# Given records:
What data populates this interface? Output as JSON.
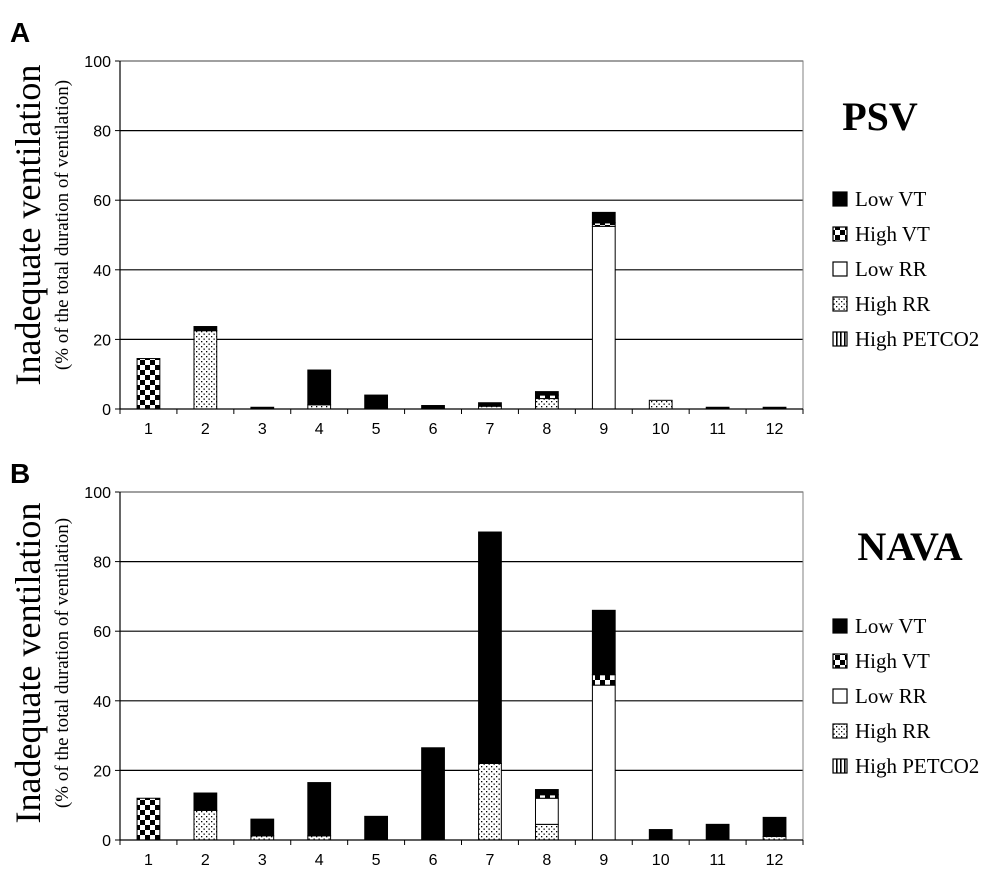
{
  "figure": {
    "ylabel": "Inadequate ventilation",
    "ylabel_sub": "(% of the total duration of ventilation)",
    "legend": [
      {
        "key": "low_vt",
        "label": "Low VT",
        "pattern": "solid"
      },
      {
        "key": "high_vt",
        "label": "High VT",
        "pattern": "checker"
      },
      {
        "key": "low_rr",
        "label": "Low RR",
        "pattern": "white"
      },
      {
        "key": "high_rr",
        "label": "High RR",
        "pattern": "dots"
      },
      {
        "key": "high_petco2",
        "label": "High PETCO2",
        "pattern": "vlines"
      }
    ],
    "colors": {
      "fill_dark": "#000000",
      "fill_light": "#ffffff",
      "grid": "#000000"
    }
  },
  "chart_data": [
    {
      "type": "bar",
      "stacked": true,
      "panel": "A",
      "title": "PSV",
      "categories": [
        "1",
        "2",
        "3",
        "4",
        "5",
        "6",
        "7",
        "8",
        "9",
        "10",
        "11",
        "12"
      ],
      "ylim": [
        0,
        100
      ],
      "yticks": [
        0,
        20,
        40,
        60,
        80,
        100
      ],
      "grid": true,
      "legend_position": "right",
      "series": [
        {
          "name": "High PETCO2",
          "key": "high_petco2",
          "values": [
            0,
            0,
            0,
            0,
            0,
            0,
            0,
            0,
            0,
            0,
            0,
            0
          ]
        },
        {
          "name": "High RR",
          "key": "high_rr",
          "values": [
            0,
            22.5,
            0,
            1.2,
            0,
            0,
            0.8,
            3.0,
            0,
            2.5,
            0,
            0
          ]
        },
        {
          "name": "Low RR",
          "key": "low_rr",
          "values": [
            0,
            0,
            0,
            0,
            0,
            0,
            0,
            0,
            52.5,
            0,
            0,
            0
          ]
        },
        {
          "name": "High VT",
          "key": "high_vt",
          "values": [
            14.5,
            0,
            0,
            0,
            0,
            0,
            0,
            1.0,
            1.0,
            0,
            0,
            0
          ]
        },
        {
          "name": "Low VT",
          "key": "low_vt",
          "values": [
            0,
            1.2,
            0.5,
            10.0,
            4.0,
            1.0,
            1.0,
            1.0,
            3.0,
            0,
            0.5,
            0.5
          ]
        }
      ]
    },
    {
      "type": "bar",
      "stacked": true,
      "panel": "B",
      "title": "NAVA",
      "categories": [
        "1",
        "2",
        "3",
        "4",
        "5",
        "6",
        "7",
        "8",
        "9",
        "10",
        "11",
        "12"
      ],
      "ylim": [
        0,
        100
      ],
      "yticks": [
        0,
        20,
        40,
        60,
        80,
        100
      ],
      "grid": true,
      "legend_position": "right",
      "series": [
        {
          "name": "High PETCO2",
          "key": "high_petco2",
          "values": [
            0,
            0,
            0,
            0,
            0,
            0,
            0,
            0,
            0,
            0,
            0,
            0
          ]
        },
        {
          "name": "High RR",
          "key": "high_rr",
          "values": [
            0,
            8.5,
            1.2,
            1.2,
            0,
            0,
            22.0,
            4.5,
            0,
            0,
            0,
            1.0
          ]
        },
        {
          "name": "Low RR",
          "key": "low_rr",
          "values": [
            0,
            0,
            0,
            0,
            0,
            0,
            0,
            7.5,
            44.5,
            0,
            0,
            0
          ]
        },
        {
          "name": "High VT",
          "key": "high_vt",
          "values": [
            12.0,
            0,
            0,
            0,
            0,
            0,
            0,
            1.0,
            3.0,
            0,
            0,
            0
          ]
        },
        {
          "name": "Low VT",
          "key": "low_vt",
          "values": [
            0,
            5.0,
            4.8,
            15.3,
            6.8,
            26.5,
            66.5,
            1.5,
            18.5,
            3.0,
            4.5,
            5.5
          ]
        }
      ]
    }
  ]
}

# The request:
Leave the pictures out and reproduce all of the records exactly.

# Solution to this task:
What data populates this interface? Output as JSON.
{
  "figure": {
    "ylabel": "Inadequate ventilation",
    "ylabel_sub": "(% of the total duration of ventilation)",
    "legend": [
      {
        "key": "low_vt",
        "label": "Low VT",
        "pattern": "solid"
      },
      {
        "key": "high_vt",
        "label": "High VT",
        "pattern": "checker"
      },
      {
        "key": "low_rr",
        "label": "Low RR",
        "pattern": "white"
      },
      {
        "key": "high_rr",
        "label": "High RR",
        "pattern": "dots"
      },
      {
        "key": "high_petco2",
        "label": "High PETCO2",
        "pattern": "vlines"
      }
    ],
    "colors": {
      "fill_dark": "#000000",
      "fill_light": "#ffffff",
      "grid": "#000000"
    }
  },
  "chart_data": [
    {
      "type": "bar",
      "stacked": true,
      "panel": "A",
      "title": "PSV",
      "categories": [
        "1",
        "2",
        "3",
        "4",
        "5",
        "6",
        "7",
        "8",
        "9",
        "10",
        "11",
        "12"
      ],
      "ylim": [
        0,
        100
      ],
      "yticks": [
        0,
        20,
        40,
        60,
        80,
        100
      ],
      "grid": true,
      "legend_position": "right",
      "series": [
        {
          "name": "High PETCO2",
          "key": "high_petco2",
          "values": [
            0,
            0,
            0,
            0,
            0,
            0,
            0,
            0,
            0,
            0,
            0,
            0
          ]
        },
        {
          "name": "High RR",
          "key": "high_rr",
          "values": [
            0,
            22.5,
            0,
            1.2,
            0,
            0,
            0.8,
            3.0,
            0,
            2.5,
            0,
            0
          ]
        },
        {
          "name": "Low RR",
          "key": "low_rr",
          "values": [
            0,
            0,
            0,
            0,
            0,
            0,
            0,
            0,
            52.5,
            0,
            0,
            0
          ]
        },
        {
          "name": "High VT",
          "key": "high_vt",
          "values": [
            14.5,
            0,
            0,
            0,
            0,
            0,
            0,
            1.0,
            1.0,
            0,
            0,
            0
          ]
        },
        {
          "name": "Low VT",
          "key": "low_vt",
          "values": [
            0,
            1.2,
            0.5,
            10.0,
            4.0,
            1.0,
            1.0,
            1.0,
            3.0,
            0,
            0.5,
            0.5
          ]
        }
      ]
    },
    {
      "type": "bar",
      "stacked": true,
      "panel": "B",
      "title": "NAVA",
      "categories": [
        "1",
        "2",
        "3",
        "4",
        "5",
        "6",
        "7",
        "8",
        "9",
        "10",
        "11",
        "12"
      ],
      "ylim": [
        0,
        100
      ],
      "yticks": [
        0,
        20,
        40,
        60,
        80,
        100
      ],
      "grid": true,
      "legend_position": "right",
      "series": [
        {
          "name": "High PETCO2",
          "key": "high_petco2",
          "values": [
            0,
            0,
            0,
            0,
            0,
            0,
            0,
            0,
            0,
            0,
            0,
            0
          ]
        },
        {
          "name": "High RR",
          "key": "high_rr",
          "values": [
            0,
            8.5,
            1.2,
            1.2,
            0,
            0,
            22.0,
            4.5,
            0,
            0,
            0,
            1.0
          ]
        },
        {
          "name": "Low RR",
          "key": "low_rr",
          "values": [
            0,
            0,
            0,
            0,
            0,
            0,
            0,
            7.5,
            44.5,
            0,
            0,
            0
          ]
        },
        {
          "name": "High VT",
          "key": "high_vt",
          "values": [
            12.0,
            0,
            0,
            0,
            0,
            0,
            0,
            1.0,
            3.0,
            0,
            0,
            0
          ]
        },
        {
          "name": "Low VT",
          "key": "low_vt",
          "values": [
            0,
            5.0,
            4.8,
            15.3,
            6.8,
            26.5,
            66.5,
            1.5,
            18.5,
            3.0,
            4.5,
            5.5
          ]
        }
      ]
    }
  ]
}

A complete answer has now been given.